--- WHAT THIS TASK INVOLVES ---
Each line that holds the word "intercept" counts once; report how many lines do so and nothing else.

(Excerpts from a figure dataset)

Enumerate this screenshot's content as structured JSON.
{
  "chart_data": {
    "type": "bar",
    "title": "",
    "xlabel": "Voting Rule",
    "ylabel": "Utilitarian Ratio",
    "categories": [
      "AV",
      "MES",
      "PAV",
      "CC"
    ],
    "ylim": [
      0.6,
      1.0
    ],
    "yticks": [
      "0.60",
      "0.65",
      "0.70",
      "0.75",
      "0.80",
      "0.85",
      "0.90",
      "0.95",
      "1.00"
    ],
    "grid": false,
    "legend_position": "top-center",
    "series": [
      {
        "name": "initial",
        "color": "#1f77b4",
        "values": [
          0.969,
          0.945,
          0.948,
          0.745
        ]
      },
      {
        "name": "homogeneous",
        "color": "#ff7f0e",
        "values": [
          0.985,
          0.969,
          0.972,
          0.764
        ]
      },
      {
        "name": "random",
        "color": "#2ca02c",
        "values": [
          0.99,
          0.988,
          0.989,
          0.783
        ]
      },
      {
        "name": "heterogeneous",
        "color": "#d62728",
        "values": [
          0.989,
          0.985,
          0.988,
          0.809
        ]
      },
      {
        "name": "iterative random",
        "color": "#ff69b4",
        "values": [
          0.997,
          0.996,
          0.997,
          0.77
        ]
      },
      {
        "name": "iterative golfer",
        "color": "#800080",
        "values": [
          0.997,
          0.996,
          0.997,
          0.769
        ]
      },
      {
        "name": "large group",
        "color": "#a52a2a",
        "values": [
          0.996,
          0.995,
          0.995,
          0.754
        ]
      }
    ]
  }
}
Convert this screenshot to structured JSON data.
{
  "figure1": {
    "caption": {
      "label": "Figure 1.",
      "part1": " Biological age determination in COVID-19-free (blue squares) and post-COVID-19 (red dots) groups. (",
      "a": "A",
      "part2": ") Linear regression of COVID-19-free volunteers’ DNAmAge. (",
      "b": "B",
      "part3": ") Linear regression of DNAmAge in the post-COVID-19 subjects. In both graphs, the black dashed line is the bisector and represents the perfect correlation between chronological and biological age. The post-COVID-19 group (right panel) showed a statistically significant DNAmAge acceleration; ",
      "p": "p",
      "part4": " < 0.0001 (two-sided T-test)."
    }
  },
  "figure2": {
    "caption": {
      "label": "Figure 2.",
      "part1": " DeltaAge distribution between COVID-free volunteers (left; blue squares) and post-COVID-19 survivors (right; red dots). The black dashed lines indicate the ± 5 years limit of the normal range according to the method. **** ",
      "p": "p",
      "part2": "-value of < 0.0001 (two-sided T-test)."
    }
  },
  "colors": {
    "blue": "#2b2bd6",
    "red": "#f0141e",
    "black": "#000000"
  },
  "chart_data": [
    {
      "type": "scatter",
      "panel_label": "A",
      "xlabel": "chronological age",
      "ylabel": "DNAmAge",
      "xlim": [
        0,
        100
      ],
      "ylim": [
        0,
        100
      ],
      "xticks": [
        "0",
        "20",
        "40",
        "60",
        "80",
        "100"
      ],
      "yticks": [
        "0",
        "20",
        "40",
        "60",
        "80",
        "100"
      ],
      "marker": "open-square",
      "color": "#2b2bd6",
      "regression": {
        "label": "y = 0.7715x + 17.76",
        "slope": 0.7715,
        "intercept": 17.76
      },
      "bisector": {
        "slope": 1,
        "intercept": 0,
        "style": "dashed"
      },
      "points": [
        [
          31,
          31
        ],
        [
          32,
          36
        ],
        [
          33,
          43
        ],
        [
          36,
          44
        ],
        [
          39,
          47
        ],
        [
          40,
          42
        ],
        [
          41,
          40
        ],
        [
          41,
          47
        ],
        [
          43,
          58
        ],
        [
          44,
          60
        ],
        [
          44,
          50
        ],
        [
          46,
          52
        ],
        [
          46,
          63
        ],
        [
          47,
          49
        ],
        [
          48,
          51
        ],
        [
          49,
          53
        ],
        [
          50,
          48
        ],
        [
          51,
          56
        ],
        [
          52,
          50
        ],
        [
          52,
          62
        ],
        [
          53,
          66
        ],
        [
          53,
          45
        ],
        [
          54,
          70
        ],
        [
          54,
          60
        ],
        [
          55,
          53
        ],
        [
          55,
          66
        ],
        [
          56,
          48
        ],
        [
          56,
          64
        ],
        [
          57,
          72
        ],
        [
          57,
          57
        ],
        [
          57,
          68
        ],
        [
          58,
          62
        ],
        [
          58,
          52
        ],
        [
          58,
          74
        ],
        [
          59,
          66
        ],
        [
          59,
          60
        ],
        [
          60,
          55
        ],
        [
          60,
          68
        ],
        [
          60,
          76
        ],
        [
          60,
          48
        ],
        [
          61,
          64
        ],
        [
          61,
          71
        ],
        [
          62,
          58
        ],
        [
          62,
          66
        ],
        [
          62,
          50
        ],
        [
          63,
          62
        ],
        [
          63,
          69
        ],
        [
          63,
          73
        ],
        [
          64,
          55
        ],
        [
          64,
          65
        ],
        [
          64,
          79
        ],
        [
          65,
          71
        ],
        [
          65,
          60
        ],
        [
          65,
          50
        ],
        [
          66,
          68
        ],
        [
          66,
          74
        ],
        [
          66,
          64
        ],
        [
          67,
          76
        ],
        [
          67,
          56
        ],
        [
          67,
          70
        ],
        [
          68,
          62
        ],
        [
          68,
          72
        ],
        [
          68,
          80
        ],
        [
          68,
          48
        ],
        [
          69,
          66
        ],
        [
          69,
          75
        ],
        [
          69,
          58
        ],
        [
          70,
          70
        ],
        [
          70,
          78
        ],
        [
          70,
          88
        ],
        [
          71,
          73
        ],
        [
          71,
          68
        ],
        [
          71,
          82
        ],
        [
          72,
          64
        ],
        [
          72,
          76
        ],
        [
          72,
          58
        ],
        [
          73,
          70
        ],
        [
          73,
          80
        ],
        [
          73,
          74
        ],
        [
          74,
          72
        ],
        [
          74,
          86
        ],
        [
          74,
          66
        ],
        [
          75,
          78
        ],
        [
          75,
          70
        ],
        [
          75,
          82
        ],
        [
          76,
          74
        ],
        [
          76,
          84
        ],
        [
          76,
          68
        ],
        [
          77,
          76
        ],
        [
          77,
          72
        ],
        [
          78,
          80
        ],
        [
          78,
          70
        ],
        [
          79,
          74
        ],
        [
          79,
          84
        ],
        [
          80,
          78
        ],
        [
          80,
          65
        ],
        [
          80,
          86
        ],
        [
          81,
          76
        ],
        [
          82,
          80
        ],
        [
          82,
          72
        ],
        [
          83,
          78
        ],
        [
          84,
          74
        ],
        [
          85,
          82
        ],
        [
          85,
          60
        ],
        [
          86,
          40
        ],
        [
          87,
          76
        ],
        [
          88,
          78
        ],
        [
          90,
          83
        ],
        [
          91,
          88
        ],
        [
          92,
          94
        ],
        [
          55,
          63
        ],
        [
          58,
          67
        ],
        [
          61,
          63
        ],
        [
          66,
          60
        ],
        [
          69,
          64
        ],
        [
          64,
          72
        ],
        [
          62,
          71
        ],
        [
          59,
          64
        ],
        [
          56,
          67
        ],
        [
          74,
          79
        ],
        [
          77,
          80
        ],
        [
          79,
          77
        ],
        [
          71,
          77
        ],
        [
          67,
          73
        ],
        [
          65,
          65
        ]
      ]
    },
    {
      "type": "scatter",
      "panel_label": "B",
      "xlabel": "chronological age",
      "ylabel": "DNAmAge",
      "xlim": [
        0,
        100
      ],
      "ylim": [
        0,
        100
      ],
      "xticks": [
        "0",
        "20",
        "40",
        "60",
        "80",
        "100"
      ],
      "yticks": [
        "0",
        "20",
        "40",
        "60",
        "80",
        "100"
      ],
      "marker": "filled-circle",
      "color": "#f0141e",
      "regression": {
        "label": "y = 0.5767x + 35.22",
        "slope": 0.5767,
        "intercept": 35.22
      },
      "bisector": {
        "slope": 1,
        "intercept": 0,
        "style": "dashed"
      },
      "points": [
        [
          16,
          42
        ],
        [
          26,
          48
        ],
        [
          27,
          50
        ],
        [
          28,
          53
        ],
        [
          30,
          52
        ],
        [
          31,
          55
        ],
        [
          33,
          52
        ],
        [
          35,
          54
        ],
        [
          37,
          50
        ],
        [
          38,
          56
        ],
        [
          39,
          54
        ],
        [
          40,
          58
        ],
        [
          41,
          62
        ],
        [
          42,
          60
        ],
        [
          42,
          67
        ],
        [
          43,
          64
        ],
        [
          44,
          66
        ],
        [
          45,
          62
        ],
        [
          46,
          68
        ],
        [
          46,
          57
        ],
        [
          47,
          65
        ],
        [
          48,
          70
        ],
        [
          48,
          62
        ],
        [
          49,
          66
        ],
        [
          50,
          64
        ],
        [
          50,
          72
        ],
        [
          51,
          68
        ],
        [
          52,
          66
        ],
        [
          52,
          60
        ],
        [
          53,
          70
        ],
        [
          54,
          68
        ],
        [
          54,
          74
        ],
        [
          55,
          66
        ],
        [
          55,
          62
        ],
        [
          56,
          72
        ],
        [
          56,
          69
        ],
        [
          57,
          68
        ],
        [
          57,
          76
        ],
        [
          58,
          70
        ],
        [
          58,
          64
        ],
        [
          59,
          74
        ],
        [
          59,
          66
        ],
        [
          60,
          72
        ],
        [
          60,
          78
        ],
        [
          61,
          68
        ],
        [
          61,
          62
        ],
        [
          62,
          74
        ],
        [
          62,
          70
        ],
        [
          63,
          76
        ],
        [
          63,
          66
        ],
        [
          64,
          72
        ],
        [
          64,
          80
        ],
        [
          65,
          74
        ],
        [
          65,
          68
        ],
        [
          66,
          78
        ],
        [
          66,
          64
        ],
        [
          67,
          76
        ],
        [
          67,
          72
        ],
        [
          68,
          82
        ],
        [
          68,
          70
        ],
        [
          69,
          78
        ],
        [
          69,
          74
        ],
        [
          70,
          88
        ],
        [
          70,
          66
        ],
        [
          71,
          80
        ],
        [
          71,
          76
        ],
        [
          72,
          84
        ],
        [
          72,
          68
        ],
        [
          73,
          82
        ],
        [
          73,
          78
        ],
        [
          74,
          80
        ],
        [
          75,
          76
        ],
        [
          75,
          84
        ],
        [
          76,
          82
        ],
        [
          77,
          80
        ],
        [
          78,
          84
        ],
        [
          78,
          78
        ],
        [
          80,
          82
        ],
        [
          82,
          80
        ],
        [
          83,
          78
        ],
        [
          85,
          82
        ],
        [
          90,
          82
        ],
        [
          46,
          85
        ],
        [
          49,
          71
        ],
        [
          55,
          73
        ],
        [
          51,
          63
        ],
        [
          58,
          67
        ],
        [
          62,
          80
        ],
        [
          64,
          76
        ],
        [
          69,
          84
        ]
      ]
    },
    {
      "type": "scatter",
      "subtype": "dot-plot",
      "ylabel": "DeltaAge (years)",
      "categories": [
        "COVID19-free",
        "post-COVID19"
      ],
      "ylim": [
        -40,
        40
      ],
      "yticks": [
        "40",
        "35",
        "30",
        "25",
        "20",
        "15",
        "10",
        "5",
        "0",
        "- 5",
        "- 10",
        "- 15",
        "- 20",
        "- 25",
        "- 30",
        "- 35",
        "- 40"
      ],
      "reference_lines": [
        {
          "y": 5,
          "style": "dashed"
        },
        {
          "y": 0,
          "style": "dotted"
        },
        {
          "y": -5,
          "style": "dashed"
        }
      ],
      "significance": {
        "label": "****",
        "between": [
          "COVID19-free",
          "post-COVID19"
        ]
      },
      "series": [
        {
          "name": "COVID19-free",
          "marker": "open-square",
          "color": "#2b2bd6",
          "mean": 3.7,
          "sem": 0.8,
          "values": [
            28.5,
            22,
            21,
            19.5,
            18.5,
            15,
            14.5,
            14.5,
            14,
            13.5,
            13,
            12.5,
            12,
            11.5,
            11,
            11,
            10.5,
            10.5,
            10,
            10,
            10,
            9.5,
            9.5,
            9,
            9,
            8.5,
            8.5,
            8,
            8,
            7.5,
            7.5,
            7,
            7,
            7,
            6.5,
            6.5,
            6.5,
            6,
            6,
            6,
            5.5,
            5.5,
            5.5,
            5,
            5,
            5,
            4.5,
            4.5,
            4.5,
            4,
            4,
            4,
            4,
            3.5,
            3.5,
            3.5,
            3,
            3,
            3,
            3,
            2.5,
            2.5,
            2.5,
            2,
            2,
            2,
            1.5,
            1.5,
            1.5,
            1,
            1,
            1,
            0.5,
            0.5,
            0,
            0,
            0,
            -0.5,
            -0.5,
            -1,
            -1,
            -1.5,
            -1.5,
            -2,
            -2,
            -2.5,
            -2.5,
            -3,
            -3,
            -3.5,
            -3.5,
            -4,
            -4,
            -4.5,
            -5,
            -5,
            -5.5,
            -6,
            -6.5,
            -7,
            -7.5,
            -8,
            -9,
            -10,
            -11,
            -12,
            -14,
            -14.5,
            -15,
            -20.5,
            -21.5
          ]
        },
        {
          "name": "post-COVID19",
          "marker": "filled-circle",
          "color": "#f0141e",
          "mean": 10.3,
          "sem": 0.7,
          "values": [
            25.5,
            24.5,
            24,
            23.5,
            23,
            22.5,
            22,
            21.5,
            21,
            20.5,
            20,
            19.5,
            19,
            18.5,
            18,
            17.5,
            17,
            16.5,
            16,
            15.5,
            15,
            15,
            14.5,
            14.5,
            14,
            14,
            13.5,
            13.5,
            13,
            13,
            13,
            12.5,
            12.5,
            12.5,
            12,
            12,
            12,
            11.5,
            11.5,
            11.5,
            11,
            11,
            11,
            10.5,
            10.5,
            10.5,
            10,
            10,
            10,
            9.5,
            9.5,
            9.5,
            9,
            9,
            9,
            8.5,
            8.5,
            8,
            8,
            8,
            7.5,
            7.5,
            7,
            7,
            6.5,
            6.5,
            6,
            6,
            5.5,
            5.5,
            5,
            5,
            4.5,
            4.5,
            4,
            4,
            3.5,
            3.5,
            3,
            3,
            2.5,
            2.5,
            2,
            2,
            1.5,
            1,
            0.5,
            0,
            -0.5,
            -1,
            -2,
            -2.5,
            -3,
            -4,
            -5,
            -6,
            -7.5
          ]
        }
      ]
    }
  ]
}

--- EXPECTED OUTPUT ---
4